• [WHAT THE TASK REQUIRES]
Which lines of the records contain "Anschluss"? Collect every one of them.

# START OF ENTRIES

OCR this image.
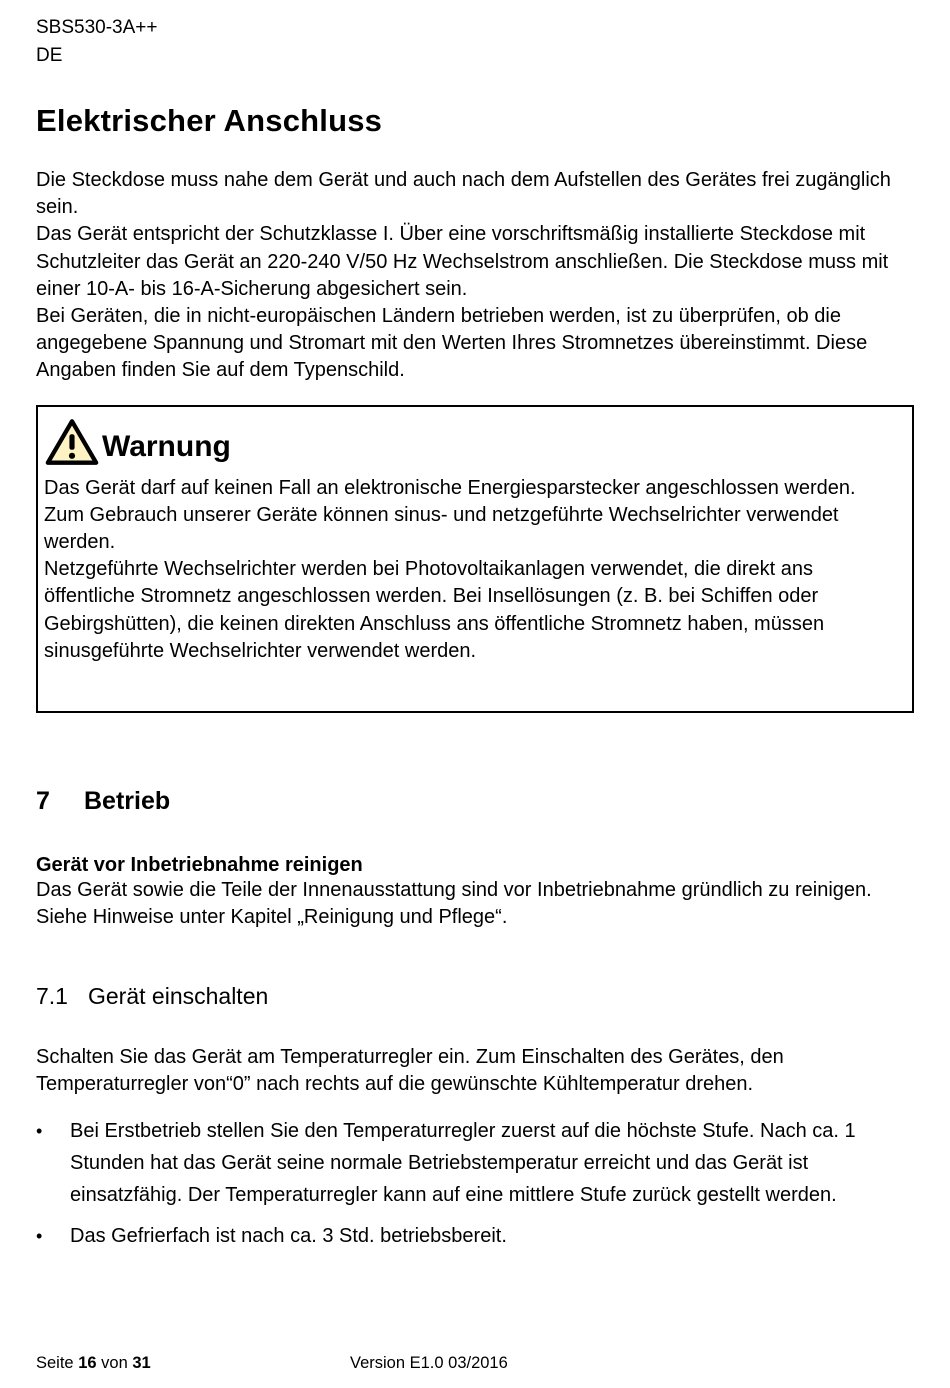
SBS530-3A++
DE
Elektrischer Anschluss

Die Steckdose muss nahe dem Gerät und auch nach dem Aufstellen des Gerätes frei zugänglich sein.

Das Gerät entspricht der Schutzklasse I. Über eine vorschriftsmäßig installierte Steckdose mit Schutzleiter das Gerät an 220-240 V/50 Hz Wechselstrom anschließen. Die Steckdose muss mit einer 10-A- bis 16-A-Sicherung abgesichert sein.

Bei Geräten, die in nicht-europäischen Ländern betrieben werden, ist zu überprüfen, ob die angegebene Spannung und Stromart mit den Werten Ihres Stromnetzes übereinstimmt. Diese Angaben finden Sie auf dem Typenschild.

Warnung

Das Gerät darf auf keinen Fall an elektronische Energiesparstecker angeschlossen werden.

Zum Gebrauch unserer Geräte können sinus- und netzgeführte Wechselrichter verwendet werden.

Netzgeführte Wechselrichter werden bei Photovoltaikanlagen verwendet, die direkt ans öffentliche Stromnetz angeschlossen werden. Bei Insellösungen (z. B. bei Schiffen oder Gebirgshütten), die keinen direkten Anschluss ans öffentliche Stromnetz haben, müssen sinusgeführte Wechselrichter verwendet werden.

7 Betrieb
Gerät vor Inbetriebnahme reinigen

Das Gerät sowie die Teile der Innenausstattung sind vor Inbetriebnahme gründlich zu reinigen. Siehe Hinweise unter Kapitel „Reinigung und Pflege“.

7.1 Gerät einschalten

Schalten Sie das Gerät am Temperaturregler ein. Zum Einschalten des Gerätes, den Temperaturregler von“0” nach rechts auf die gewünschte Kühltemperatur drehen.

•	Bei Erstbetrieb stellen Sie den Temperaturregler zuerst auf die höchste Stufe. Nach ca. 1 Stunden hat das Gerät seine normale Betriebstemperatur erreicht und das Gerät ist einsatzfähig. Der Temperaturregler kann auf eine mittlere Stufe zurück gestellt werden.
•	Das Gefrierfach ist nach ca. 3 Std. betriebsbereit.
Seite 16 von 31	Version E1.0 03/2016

# END OF ENTRIES

• [SOLUTION TO THE PROBLEM]
Elektrischer Anschluss
Netzgeführte Wechselrichter werden bei Photovoltaikanlagen verwendet, die direkt ans öffentliche Stromnetz angeschlossen werden. Bei Insellösungen (z. B. bei Schiffen oder Gebirgshütten), die keinen direkten Anschluss ans öffentliche Stromnetz haben, müssen sinusgeführte Wechselrichter verwendet werden.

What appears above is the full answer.